§ **Aim**:
Return the listing below verbatim. Pictures do not belong in the copy.

Stored data:
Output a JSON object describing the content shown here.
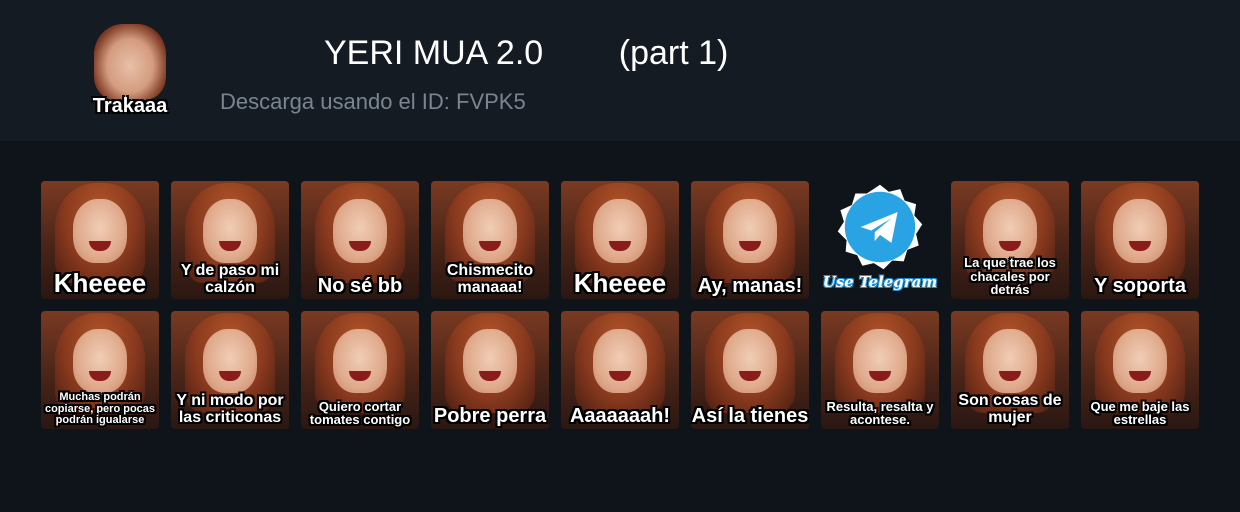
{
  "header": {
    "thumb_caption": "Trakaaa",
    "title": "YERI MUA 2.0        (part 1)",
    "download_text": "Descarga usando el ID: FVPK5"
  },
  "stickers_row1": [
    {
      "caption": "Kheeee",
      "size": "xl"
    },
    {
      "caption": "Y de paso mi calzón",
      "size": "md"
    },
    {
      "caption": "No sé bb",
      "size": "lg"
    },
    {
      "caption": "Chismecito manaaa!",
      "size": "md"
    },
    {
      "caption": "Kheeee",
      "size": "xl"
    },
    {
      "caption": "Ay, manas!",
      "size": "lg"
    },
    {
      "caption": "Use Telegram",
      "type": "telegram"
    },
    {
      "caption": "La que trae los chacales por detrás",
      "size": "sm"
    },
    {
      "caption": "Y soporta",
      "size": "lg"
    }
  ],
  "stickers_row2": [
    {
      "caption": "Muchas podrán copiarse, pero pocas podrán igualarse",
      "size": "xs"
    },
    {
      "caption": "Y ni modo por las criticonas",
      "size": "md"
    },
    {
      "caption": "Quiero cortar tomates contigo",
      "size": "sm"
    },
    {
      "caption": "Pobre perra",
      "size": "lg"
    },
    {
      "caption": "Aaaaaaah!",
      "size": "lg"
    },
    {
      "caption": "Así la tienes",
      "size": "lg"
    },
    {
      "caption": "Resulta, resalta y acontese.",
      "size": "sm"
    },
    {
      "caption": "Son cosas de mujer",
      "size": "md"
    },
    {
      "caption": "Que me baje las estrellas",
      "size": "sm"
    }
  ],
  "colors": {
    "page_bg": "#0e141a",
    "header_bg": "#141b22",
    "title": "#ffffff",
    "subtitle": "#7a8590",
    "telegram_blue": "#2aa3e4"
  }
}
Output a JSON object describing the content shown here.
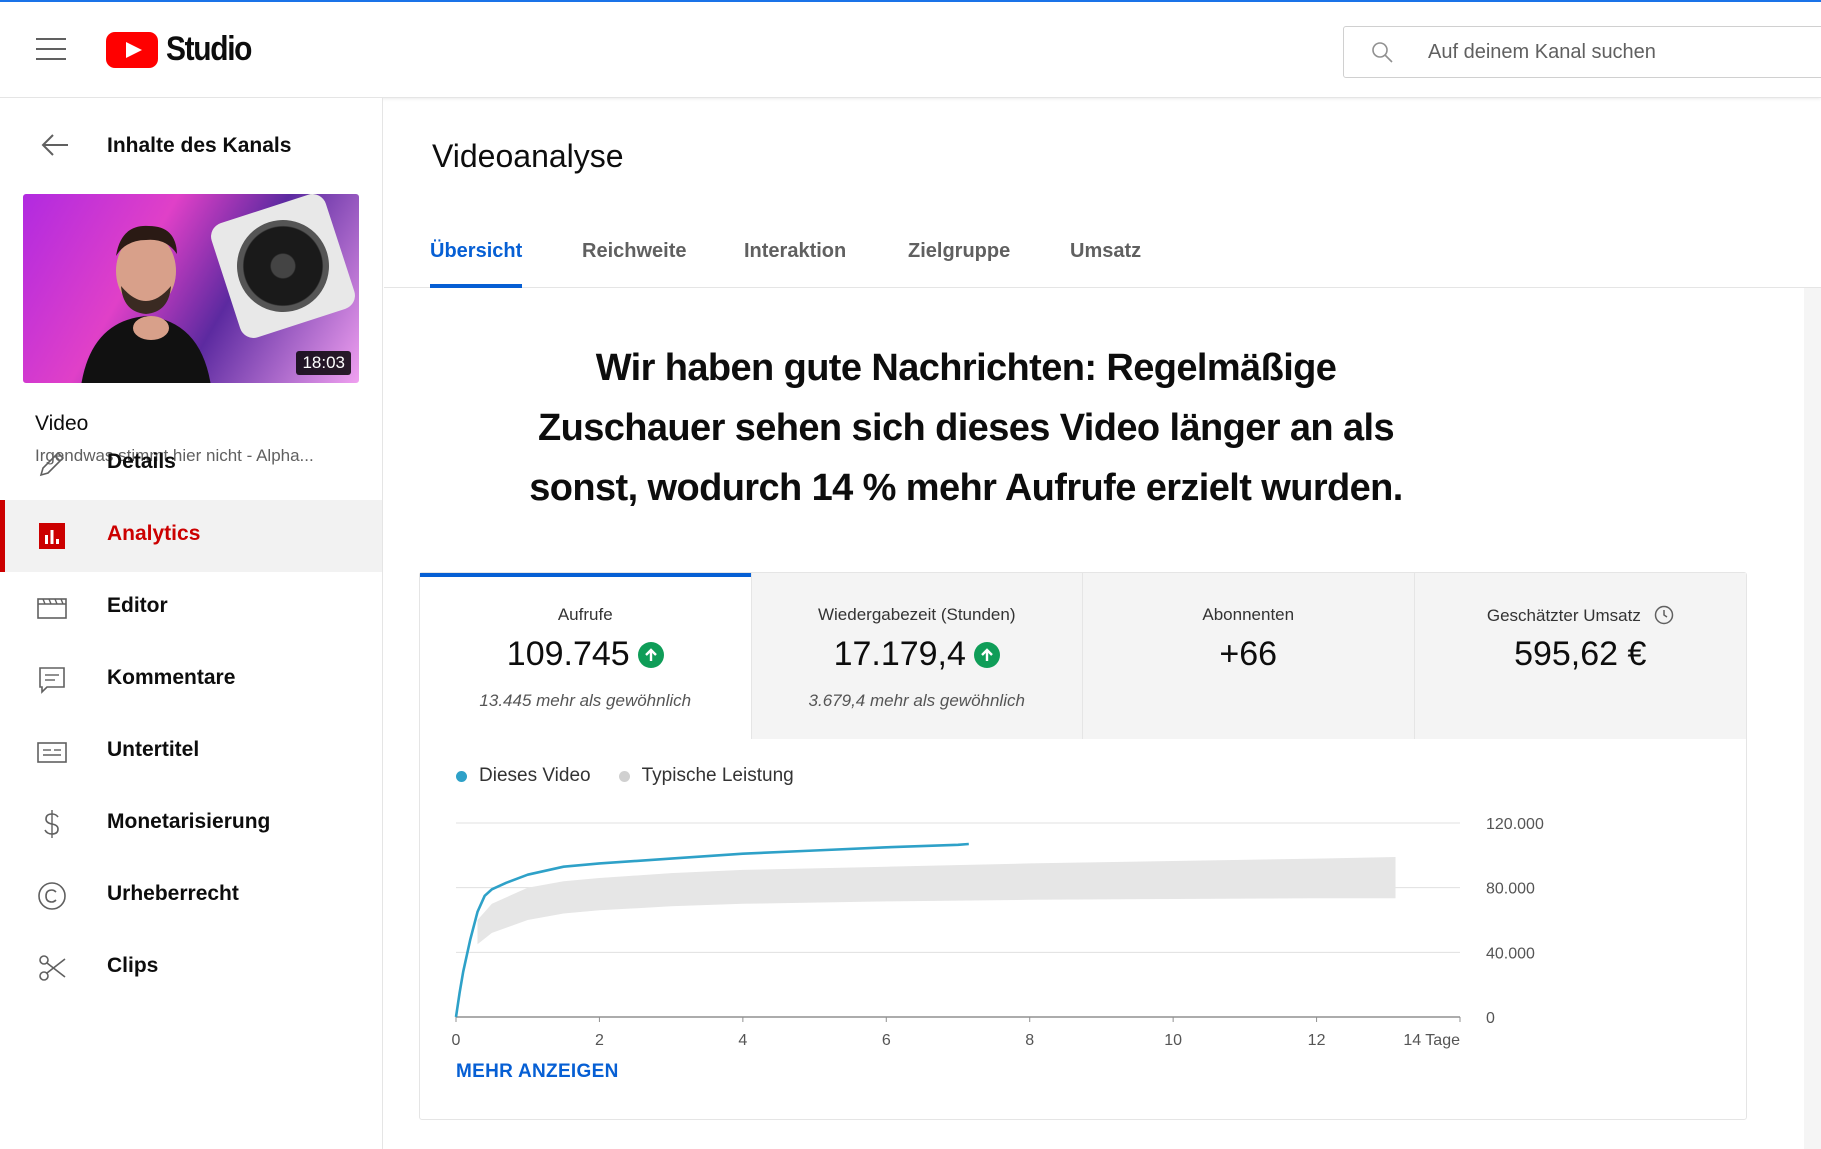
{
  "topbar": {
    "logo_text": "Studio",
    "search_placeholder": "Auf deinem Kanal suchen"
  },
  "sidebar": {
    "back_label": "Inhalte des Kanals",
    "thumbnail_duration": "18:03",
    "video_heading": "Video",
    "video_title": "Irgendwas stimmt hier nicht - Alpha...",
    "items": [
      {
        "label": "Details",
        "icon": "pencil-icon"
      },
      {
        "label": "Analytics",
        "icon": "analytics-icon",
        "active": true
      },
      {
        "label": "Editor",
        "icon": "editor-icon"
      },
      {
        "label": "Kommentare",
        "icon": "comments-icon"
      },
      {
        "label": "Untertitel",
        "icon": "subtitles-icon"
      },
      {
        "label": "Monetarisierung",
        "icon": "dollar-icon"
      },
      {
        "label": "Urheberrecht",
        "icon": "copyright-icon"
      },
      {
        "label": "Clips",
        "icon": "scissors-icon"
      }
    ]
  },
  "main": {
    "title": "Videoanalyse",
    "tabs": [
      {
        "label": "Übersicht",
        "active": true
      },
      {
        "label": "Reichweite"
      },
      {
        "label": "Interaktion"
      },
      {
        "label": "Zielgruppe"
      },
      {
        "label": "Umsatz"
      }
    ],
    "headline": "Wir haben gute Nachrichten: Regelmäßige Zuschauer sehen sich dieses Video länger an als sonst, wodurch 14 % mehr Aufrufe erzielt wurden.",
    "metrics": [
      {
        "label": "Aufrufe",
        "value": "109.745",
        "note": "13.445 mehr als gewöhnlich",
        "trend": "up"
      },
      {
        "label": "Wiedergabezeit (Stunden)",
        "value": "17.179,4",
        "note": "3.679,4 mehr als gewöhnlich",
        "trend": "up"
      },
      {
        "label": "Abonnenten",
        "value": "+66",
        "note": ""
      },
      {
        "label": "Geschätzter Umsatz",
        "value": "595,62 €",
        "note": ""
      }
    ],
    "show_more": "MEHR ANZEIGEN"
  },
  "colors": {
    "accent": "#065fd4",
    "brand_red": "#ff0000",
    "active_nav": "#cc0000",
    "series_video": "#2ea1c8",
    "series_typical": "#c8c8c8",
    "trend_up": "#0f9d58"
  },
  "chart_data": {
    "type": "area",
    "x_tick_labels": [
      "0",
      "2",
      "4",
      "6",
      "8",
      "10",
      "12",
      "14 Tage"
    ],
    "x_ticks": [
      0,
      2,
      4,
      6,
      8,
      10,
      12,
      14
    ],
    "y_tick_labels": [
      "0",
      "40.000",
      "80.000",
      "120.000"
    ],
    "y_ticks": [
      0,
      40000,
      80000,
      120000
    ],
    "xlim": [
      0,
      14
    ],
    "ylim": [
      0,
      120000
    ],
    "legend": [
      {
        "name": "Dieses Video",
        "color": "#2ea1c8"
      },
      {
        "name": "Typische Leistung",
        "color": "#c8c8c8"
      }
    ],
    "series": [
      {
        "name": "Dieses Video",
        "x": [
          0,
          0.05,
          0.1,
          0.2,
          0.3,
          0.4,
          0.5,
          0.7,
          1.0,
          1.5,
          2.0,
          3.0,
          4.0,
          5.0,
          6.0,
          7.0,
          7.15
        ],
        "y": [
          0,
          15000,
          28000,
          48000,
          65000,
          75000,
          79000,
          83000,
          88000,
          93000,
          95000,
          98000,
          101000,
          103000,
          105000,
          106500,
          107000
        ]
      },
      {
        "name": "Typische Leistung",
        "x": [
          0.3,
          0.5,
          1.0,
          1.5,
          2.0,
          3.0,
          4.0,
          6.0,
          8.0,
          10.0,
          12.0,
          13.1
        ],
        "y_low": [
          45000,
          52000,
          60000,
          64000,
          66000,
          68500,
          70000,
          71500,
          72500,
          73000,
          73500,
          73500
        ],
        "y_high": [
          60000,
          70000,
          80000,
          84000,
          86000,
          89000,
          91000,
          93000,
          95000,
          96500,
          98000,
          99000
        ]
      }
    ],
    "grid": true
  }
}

§ **Solution to this problem**:
Output a JSON object describing the content shown here.
{
  "header": {
    "thumb_caption": "Trakaaa",
    "title": "YERI MUA 2.0        (part 1)",
    "download_text": "Descarga usando el ID: FVPK5"
  },
  "stickers_row1": [
    {
      "caption": "Kheeee",
      "size": "xl"
    },
    {
      "caption": "Y de paso mi calzón",
      "size": "md"
    },
    {
      "caption": "No sé bb",
      "size": "lg"
    },
    {
      "caption": "Chismecito manaaa!",
      "size": "md"
    },
    {
      "caption": "Kheeee",
      "size": "xl"
    },
    {
      "caption": "Ay, manas!",
      "size": "lg"
    },
    {
      "caption": "Use Telegram",
      "type": "telegram"
    },
    {
      "caption": "La que trae los chacales por detrás",
      "size": "sm"
    },
    {
      "caption": "Y soporta",
      "size": "lg"
    }
  ],
  "stickers_row2": [
    {
      "caption": "Muchas podrán copiarse, pero pocas podrán igualarse",
      "size": "xs"
    },
    {
      "caption": "Y ni modo por las criticonas",
      "size": "md"
    },
    {
      "caption": "Quiero cortar tomates contigo",
      "size": "sm"
    },
    {
      "caption": "Pobre perra",
      "size": "lg"
    },
    {
      "caption": "Aaaaaaah!",
      "size": "lg"
    },
    {
      "caption": "Así la tienes",
      "size": "lg"
    },
    {
      "caption": "Resulta, resalta y acontese.",
      "size": "sm"
    },
    {
      "caption": "Son cosas de mujer",
      "size": "md"
    },
    {
      "caption": "Que me baje las estrellas",
      "size": "sm"
    }
  ],
  "colors": {
    "page_bg": "#0e141a",
    "header_bg": "#141b22",
    "title": "#ffffff",
    "subtitle": "#7a8590",
    "telegram_blue": "#2aa3e4"
  }
}
Output a JSON object describing the content shown here.
{
  "topbar": {
    "logo_text": "Studio",
    "search_placeholder": "Auf deinem Kanal suchen"
  },
  "sidebar": {
    "back_label": "Inhalte des Kanals",
    "thumbnail_duration": "18:03",
    "video_heading": "Video",
    "video_title": "Irgendwas stimmt hier nicht - Alpha...",
    "items": [
      {
        "label": "Details",
        "icon": "pencil-icon"
      },
      {
        "label": "Analytics",
        "icon": "analytics-icon",
        "active": true
      },
      {
        "label": "Editor",
        "icon": "editor-icon"
      },
      {
        "label": "Kommentare",
        "icon": "comments-icon"
      },
      {
        "label": "Untertitel",
        "icon": "subtitles-icon"
      },
      {
        "label": "Monetarisierung",
        "icon": "dollar-icon"
      },
      {
        "label": "Urheberrecht",
        "icon": "copyright-icon"
      },
      {
        "label": "Clips",
        "icon": "scissors-icon"
      }
    ]
  },
  "main": {
    "title": "Videoanalyse",
    "tabs": [
      {
        "label": "Übersicht",
        "active": true
      },
      {
        "label": "Reichweite"
      },
      {
        "label": "Interaktion"
      },
      {
        "label": "Zielgruppe"
      },
      {
        "label": "Umsatz"
      }
    ],
    "headline": "Wir haben gute Nachrichten: Regelmäßige Zuschauer sehen sich dieses Video länger an als sonst, wodurch 14 % mehr Aufrufe erzielt wurden.",
    "metrics": [
      {
        "label": "Aufrufe",
        "value": "109.745",
        "note": "13.445 mehr als gewöhnlich",
        "trend": "up"
      },
      {
        "label": "Wiedergabezeit (Stunden)",
        "value": "17.179,4",
        "note": "3.679,4 mehr als gewöhnlich",
        "trend": "up"
      },
      {
        "label": "Abonnenten",
        "value": "+66",
        "note": ""
      },
      {
        "label": "Geschätzter Umsatz",
        "value": "595,62 €",
        "note": ""
      }
    ],
    "show_more": "MEHR ANZEIGEN"
  },
  "colors": {
    "accent": "#065fd4",
    "brand_red": "#ff0000",
    "active_nav": "#cc0000",
    "series_video": "#2ea1c8",
    "series_typical": "#c8c8c8",
    "trend_up": "#0f9d58"
  },
  "chart_data": {
    "type": "area",
    "x_tick_labels": [
      "0",
      "2",
      "4",
      "6",
      "8",
      "10",
      "12",
      "14 Tage"
    ],
    "x_ticks": [
      0,
      2,
      4,
      6,
      8,
      10,
      12,
      14
    ],
    "y_tick_labels": [
      "0",
      "40.000",
      "80.000",
      "120.000"
    ],
    "y_ticks": [
      0,
      40000,
      80000,
      120000
    ],
    "xlim": [
      0,
      14
    ],
    "ylim": [
      0,
      120000
    ],
    "legend": [
      {
        "name": "Dieses Video",
        "color": "#2ea1c8"
      },
      {
        "name": "Typische Leistung",
        "color": "#c8c8c8"
      }
    ],
    "series": [
      {
        "name": "Dieses Video",
        "x": [
          0,
          0.05,
          0.1,
          0.2,
          0.3,
          0.4,
          0.5,
          0.7,
          1.0,
          1.5,
          2.0,
          3.0,
          4.0,
          5.0,
          6.0,
          7.0,
          7.15
        ],
        "y": [
          0,
          15000,
          28000,
          48000,
          65000,
          75000,
          79000,
          83000,
          88000,
          93000,
          95000,
          98000,
          101000,
          103000,
          105000,
          106500,
          107000
        ]
      },
      {
        "name": "Typische Leistung",
        "x": [
          0.3,
          0.5,
          1.0,
          1.5,
          2.0,
          3.0,
          4.0,
          6.0,
          8.0,
          10.0,
          12.0,
          13.1
        ],
        "y_low": [
          45000,
          52000,
          60000,
          64000,
          66000,
          68500,
          70000,
          71500,
          72500,
          73000,
          73500,
          73500
        ],
        "y_high": [
          60000,
          70000,
          80000,
          84000,
          86000,
          89000,
          91000,
          93000,
          95000,
          96500,
          98000,
          99000
        ]
      }
    ],
    "grid": true
  }
}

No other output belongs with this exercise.